-- START INPUT MATERIAL --

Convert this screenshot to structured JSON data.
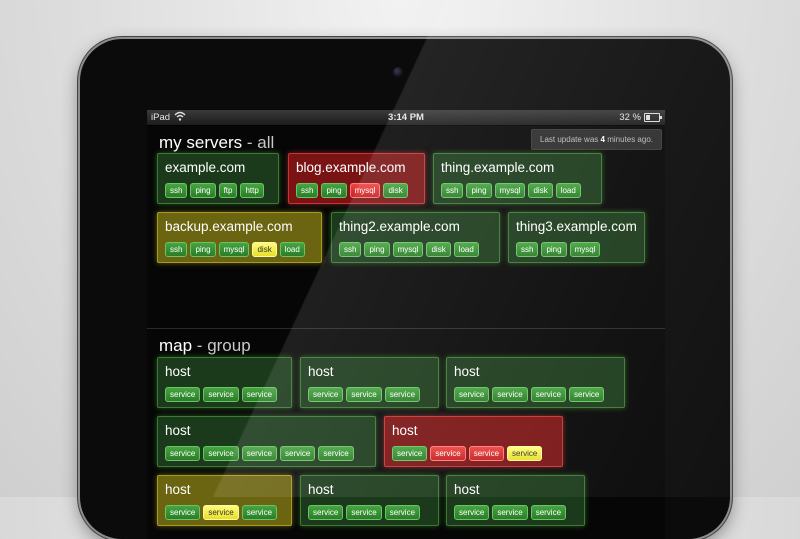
{
  "statusbar": {
    "carrier": "iPad",
    "time": "3:14 PM",
    "battery_pct": "32 %"
  },
  "update_notice": {
    "prefix": "Last update was",
    "value": "4",
    "suffix": "minutes ago."
  },
  "sections": [
    {
      "title": "my servers",
      "subtitle": "all",
      "cards": [
        {
          "name": "example.com",
          "status": "green",
          "tags": [
            {
              "label": "ssh",
              "s": "g"
            },
            {
              "label": "ping",
              "s": "g"
            },
            {
              "label": "ftp",
              "s": "g"
            },
            {
              "label": "http",
              "s": "g"
            }
          ]
        },
        {
          "name": "blog.example.com",
          "status": "red",
          "tags": [
            {
              "label": "ssh",
              "s": "g"
            },
            {
              "label": "ping",
              "s": "g"
            },
            {
              "label": "mysql",
              "s": "r"
            },
            {
              "label": "disk",
              "s": "g"
            }
          ]
        },
        {
          "name": "thing.example.com",
          "status": "green",
          "tags": [
            {
              "label": "ssh",
              "s": "g"
            },
            {
              "label": "ping",
              "s": "g"
            },
            {
              "label": "mysql",
              "s": "g"
            },
            {
              "label": "disk",
              "s": "g"
            },
            {
              "label": "load",
              "s": "g"
            }
          ]
        },
        {
          "name": "backup.example.com",
          "status": "yellow",
          "tags": [
            {
              "label": "ssh",
              "s": "g"
            },
            {
              "label": "ping",
              "s": "g"
            },
            {
              "label": "mysql",
              "s": "g"
            },
            {
              "label": "disk",
              "s": "y"
            },
            {
              "label": "load",
              "s": "g"
            }
          ]
        },
        {
          "name": "thing2.example.com",
          "status": "green",
          "tags": [
            {
              "label": "ssh",
              "s": "g"
            },
            {
              "label": "ping",
              "s": "g"
            },
            {
              "label": "mysql",
              "s": "g"
            },
            {
              "label": "disk",
              "s": "g"
            },
            {
              "label": "load",
              "s": "g"
            }
          ]
        },
        {
          "name": "thing3.example.com",
          "status": "green",
          "tags": [
            {
              "label": "ssh",
              "s": "g"
            },
            {
              "label": "ping",
              "s": "g"
            },
            {
              "label": "mysql",
              "s": "g"
            }
          ]
        }
      ]
    },
    {
      "title": "map",
      "subtitle": "group",
      "cards": [
        {
          "name": "host",
          "status": "green",
          "tags": [
            {
              "label": "service",
              "s": "g"
            },
            {
              "label": "service",
              "s": "g"
            },
            {
              "label": "service",
              "s": "g"
            }
          ]
        },
        {
          "name": "host",
          "status": "green",
          "tags": [
            {
              "label": "service",
              "s": "g"
            },
            {
              "label": "service",
              "s": "g"
            },
            {
              "label": "service",
              "s": "g"
            }
          ]
        },
        {
          "name": "host",
          "status": "green",
          "tags": [
            {
              "label": "service",
              "s": "g"
            },
            {
              "label": "service",
              "s": "g"
            },
            {
              "label": "service",
              "s": "g"
            },
            {
              "label": "service",
              "s": "g"
            }
          ]
        },
        {
          "name": "host",
          "status": "green",
          "tags": [
            {
              "label": "service",
              "s": "g"
            },
            {
              "label": "service",
              "s": "g"
            },
            {
              "label": "service",
              "s": "g"
            },
            {
              "label": "service",
              "s": "g"
            },
            {
              "label": "service",
              "s": "g"
            }
          ]
        },
        {
          "name": "host",
          "status": "red",
          "tags": [
            {
              "label": "service",
              "s": "g"
            },
            {
              "label": "service",
              "s": "r"
            },
            {
              "label": "service",
              "s": "r"
            },
            {
              "label": "service",
              "s": "y"
            }
          ]
        },
        {
          "name": "host",
          "status": "yellow",
          "tags": [
            {
              "label": "service",
              "s": "g"
            },
            {
              "label": "service",
              "s": "y"
            },
            {
              "label": "service",
              "s": "g"
            }
          ]
        },
        {
          "name": "host",
          "status": "green",
          "tags": [
            {
              "label": "service",
              "s": "g"
            },
            {
              "label": "service",
              "s": "g"
            },
            {
              "label": "service",
              "s": "g"
            }
          ]
        },
        {
          "name": "host",
          "status": "green",
          "tags": [
            {
              "label": "service",
              "s": "g"
            },
            {
              "label": "service",
              "s": "g"
            },
            {
              "label": "service",
              "s": "g"
            }
          ]
        }
      ]
    }
  ],
  "colors": {
    "ok": "#2a7d27",
    "critical": "#c41f1f",
    "warning": "#e8df27"
  }
}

-- END INPUT MATERIAL --

[GIVEN TASK] Retype the records exactly. Any image in them should not appear in what you write.

[COMPLETE ANSWER]
Convert this screenshot to structured JSON data.
{
  "statusbar": {
    "carrier": "iPad",
    "time": "3:14 PM",
    "battery_pct": "32 %"
  },
  "update_notice": {
    "prefix": "Last update was",
    "value": "4",
    "suffix": "minutes ago."
  },
  "sections": [
    {
      "title": "my servers",
      "subtitle": "all",
      "cards": [
        {
          "name": "example.com",
          "status": "green",
          "tags": [
            {
              "label": "ssh",
              "s": "g"
            },
            {
              "label": "ping",
              "s": "g"
            },
            {
              "label": "ftp",
              "s": "g"
            },
            {
              "label": "http",
              "s": "g"
            }
          ]
        },
        {
          "name": "blog.example.com",
          "status": "red",
          "tags": [
            {
              "label": "ssh",
              "s": "g"
            },
            {
              "label": "ping",
              "s": "g"
            },
            {
              "label": "mysql",
              "s": "r"
            },
            {
              "label": "disk",
              "s": "g"
            }
          ]
        },
        {
          "name": "thing.example.com",
          "status": "green",
          "tags": [
            {
              "label": "ssh",
              "s": "g"
            },
            {
              "label": "ping",
              "s": "g"
            },
            {
              "label": "mysql",
              "s": "g"
            },
            {
              "label": "disk",
              "s": "g"
            },
            {
              "label": "load",
              "s": "g"
            }
          ]
        },
        {
          "name": "backup.example.com",
          "status": "yellow",
          "tags": [
            {
              "label": "ssh",
              "s": "g"
            },
            {
              "label": "ping",
              "s": "g"
            },
            {
              "label": "mysql",
              "s": "g"
            },
            {
              "label": "disk",
              "s": "y"
            },
            {
              "label": "load",
              "s": "g"
            }
          ]
        },
        {
          "name": "thing2.example.com",
          "status": "green",
          "tags": [
            {
              "label": "ssh",
              "s": "g"
            },
            {
              "label": "ping",
              "s": "g"
            },
            {
              "label": "mysql",
              "s": "g"
            },
            {
              "label": "disk",
              "s": "g"
            },
            {
              "label": "load",
              "s": "g"
            }
          ]
        },
        {
          "name": "thing3.example.com",
          "status": "green",
          "tags": [
            {
              "label": "ssh",
              "s": "g"
            },
            {
              "label": "ping",
              "s": "g"
            },
            {
              "label": "mysql",
              "s": "g"
            }
          ]
        }
      ]
    },
    {
      "title": "map",
      "subtitle": "group",
      "cards": [
        {
          "name": "host",
          "status": "green",
          "tags": [
            {
              "label": "service",
              "s": "g"
            },
            {
              "label": "service",
              "s": "g"
            },
            {
              "label": "service",
              "s": "g"
            }
          ]
        },
        {
          "name": "host",
          "status": "green",
          "tags": [
            {
              "label": "service",
              "s": "g"
            },
            {
              "label": "service",
              "s": "g"
            },
            {
              "label": "service",
              "s": "g"
            }
          ]
        },
        {
          "name": "host",
          "status": "green",
          "tags": [
            {
              "label": "service",
              "s": "g"
            },
            {
              "label": "service",
              "s": "g"
            },
            {
              "label": "service",
              "s": "g"
            },
            {
              "label": "service",
              "s": "g"
            }
          ]
        },
        {
          "name": "host",
          "status": "green",
          "tags": [
            {
              "label": "service",
              "s": "g"
            },
            {
              "label": "service",
              "s": "g"
            },
            {
              "label": "service",
              "s": "g"
            },
            {
              "label": "service",
              "s": "g"
            },
            {
              "label": "service",
              "s": "g"
            }
          ]
        },
        {
          "name": "host",
          "status": "red",
          "tags": [
            {
              "label": "service",
              "s": "g"
            },
            {
              "label": "service",
              "s": "r"
            },
            {
              "label": "service",
              "s": "r"
            },
            {
              "label": "service",
              "s": "y"
            }
          ]
        },
        {
          "name": "host",
          "status": "yellow",
          "tags": [
            {
              "label": "service",
              "s": "g"
            },
            {
              "label": "service",
              "s": "y"
            },
            {
              "label": "service",
              "s": "g"
            }
          ]
        },
        {
          "name": "host",
          "status": "green",
          "tags": [
            {
              "label": "service",
              "s": "g"
            },
            {
              "label": "service",
              "s": "g"
            },
            {
              "label": "service",
              "s": "g"
            }
          ]
        },
        {
          "name": "host",
          "status": "green",
          "tags": [
            {
              "label": "service",
              "s": "g"
            },
            {
              "label": "service",
              "s": "g"
            },
            {
              "label": "service",
              "s": "g"
            }
          ]
        }
      ]
    }
  ],
  "colors": {
    "ok": "#2a7d27",
    "critical": "#c41f1f",
    "warning": "#e8df27"
  }
}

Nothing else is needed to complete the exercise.